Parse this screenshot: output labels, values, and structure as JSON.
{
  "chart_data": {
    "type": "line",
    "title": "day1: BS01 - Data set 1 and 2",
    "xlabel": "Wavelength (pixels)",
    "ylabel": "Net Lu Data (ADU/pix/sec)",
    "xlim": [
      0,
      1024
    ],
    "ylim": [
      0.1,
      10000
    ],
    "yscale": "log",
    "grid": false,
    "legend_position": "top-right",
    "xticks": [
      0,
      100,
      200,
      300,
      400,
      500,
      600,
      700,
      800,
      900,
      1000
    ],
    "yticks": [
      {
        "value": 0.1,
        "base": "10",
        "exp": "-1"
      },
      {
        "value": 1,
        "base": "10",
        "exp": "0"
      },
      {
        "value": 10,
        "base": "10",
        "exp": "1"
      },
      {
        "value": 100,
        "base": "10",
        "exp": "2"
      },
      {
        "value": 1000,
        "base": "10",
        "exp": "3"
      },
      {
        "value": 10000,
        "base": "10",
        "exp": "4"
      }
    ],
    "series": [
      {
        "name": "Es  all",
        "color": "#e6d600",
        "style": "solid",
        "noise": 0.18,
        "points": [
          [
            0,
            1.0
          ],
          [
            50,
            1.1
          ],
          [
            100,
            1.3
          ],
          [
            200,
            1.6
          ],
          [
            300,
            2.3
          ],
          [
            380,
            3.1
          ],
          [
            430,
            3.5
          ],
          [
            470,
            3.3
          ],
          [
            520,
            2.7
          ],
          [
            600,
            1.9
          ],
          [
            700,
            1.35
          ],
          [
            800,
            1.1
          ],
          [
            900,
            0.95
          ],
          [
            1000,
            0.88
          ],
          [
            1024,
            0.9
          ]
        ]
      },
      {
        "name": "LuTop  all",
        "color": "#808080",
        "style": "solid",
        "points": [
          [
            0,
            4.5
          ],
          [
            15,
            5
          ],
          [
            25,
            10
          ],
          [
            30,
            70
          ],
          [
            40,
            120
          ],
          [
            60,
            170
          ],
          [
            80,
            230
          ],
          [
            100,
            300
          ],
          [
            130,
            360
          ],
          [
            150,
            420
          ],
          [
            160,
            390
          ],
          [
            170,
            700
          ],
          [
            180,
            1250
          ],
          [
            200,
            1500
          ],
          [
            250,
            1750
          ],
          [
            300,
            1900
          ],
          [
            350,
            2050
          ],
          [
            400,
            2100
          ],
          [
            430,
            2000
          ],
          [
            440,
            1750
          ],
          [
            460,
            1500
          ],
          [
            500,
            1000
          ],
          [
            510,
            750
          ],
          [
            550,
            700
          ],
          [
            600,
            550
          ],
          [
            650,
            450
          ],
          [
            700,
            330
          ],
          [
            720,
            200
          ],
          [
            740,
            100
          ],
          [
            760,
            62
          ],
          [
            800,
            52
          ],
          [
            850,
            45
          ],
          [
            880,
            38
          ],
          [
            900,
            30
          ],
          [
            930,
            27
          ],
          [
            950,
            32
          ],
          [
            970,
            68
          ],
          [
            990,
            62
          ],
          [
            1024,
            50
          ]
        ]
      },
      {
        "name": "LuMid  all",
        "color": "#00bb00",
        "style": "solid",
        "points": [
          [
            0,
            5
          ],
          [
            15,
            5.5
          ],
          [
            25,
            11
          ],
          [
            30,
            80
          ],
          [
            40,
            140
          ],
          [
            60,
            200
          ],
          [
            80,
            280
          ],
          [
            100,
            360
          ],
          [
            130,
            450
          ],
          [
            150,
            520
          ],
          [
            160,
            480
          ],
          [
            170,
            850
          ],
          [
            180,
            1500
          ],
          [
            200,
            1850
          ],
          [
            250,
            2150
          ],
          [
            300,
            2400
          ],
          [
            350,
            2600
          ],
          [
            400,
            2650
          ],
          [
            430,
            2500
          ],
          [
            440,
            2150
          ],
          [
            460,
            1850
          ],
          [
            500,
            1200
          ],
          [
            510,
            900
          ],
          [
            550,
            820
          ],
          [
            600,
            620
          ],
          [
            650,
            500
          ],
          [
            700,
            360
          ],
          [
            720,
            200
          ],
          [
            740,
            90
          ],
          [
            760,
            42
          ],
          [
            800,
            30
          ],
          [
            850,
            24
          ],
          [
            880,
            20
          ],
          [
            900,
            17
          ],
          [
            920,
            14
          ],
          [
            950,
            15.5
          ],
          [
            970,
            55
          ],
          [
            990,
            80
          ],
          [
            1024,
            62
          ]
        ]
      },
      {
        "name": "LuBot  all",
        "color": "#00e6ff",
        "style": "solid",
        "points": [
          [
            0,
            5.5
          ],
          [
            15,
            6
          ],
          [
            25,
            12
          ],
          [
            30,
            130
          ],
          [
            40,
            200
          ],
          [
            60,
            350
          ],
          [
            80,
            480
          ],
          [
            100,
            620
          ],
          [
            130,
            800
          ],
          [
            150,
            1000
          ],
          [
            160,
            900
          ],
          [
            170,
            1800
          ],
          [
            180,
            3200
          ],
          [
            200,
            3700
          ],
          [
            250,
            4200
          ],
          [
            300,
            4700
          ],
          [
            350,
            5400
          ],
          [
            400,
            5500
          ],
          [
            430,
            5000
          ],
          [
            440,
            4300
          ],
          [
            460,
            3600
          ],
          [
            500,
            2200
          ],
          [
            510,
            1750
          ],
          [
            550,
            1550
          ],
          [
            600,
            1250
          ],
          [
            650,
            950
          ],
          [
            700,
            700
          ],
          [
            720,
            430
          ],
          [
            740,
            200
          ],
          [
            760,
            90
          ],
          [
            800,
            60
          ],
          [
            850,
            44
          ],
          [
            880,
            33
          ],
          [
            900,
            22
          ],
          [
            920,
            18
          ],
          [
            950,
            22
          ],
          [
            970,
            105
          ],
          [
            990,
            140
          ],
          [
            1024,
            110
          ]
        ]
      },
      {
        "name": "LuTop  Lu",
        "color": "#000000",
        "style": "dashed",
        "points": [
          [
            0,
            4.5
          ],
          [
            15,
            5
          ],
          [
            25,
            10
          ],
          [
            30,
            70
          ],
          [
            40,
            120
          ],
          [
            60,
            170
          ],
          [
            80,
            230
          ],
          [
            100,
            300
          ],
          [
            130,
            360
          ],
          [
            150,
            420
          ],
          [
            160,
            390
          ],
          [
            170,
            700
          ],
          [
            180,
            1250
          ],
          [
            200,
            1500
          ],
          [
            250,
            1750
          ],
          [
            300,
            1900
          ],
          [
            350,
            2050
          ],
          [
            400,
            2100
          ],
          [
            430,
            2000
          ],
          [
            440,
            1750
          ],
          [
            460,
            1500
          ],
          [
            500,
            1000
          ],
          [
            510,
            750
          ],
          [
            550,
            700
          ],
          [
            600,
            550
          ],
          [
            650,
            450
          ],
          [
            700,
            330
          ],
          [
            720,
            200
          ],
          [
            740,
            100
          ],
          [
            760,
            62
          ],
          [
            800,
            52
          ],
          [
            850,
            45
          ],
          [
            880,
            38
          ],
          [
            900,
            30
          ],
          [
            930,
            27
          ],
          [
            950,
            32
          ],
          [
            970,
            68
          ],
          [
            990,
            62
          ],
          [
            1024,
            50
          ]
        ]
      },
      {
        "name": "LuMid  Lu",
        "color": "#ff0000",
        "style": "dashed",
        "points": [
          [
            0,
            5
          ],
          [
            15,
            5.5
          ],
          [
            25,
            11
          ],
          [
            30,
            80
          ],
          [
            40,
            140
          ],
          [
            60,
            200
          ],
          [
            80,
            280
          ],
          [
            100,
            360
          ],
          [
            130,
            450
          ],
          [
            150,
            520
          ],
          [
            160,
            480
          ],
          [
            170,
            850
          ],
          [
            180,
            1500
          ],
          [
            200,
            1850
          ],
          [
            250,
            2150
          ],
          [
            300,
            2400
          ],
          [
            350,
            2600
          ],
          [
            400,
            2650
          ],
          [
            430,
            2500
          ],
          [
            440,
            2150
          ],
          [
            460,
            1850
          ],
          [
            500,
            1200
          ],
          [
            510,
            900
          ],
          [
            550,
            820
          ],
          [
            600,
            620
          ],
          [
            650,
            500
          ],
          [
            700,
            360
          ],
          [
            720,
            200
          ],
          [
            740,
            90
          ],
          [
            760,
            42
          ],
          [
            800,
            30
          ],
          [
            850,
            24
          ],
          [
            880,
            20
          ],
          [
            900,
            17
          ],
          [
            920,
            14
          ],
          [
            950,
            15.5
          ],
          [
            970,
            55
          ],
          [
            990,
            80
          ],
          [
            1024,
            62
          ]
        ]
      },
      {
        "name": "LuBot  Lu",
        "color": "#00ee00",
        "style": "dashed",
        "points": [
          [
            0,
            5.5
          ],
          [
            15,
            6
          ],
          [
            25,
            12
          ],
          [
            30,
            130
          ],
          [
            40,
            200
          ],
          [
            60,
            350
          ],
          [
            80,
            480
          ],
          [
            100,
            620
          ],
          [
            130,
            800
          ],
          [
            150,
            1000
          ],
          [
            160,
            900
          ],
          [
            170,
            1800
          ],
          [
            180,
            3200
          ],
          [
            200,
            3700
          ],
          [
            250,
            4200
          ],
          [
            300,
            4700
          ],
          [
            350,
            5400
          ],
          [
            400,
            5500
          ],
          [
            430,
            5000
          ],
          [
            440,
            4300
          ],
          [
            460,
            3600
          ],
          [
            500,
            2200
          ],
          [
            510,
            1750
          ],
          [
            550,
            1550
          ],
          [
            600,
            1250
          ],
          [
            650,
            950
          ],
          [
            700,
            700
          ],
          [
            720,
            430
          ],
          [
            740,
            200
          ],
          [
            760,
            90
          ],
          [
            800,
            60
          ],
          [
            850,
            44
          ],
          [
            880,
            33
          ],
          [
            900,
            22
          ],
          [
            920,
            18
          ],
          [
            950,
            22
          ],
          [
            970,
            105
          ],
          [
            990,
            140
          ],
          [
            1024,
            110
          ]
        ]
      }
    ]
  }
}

**What you are asked to do**
In the lines above, find each one with "color" and list it.

**Answer**
        "color": "#e6d600",
        "color": "#808080",
        "color": "#00bb00",
        "color": "#00e6ff",
        "color": "#000000",
        "color": "#ff0000",
        "color": "#00ee00",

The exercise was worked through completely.